• **Dataset records**:
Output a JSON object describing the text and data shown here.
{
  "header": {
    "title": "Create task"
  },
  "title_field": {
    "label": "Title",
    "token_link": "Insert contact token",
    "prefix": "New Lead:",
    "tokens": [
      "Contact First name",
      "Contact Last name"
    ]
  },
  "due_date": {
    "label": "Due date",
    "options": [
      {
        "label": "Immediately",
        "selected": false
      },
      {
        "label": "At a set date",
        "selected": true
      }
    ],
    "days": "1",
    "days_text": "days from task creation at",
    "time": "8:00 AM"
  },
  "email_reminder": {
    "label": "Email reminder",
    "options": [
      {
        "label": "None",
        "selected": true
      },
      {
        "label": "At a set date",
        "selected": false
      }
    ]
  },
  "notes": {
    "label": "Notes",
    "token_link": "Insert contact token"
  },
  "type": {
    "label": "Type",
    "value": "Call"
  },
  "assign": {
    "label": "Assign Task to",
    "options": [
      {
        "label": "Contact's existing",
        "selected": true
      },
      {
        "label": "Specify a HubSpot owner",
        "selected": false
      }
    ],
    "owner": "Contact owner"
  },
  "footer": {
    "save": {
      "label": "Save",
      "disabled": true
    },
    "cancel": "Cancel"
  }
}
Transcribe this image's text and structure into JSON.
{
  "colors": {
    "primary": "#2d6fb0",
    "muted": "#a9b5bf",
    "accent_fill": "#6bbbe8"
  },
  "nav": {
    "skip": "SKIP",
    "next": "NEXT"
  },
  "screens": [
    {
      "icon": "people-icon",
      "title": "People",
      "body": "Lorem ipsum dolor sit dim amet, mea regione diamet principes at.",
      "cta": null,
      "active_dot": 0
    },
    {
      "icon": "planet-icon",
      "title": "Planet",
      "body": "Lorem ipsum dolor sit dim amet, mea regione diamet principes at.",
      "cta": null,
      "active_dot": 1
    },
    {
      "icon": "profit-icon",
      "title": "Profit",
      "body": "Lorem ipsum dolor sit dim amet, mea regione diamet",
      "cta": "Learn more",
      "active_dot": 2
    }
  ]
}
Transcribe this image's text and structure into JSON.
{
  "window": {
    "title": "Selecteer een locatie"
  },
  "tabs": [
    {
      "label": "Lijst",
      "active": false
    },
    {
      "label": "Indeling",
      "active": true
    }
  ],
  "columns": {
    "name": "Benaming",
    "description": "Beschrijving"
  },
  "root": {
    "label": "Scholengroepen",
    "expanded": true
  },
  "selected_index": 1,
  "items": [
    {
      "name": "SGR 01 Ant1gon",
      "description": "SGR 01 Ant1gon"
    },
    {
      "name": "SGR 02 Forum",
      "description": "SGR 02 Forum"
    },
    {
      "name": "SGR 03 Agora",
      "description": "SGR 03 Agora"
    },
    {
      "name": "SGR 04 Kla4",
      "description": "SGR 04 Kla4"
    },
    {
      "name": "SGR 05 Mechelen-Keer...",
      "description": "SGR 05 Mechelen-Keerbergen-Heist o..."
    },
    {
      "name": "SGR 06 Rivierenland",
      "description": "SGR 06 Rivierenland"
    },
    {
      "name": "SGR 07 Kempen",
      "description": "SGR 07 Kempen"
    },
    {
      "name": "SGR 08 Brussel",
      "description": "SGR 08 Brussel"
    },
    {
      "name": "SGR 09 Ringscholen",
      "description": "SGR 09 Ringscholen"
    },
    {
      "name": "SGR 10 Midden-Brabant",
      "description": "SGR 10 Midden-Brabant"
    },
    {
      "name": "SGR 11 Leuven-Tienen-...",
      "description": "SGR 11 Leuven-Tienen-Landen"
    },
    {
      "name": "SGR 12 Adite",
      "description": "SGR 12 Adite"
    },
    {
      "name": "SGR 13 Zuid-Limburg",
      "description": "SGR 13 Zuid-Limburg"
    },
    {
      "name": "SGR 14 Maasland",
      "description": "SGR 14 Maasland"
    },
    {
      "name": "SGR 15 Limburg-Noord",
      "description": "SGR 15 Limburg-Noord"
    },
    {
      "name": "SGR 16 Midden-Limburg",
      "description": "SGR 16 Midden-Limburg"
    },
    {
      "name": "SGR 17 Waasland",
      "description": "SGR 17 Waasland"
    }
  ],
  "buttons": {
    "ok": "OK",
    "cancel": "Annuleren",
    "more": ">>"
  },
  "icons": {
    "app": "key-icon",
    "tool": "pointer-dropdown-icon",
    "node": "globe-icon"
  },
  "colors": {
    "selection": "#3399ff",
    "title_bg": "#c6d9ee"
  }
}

• **What needs to be done**: Check each line above for the word "Forum" and copy the ones that have it.

• **Solution**:
      "name": "SGR 02 Forum",
      "description": "SGR 02 Forum"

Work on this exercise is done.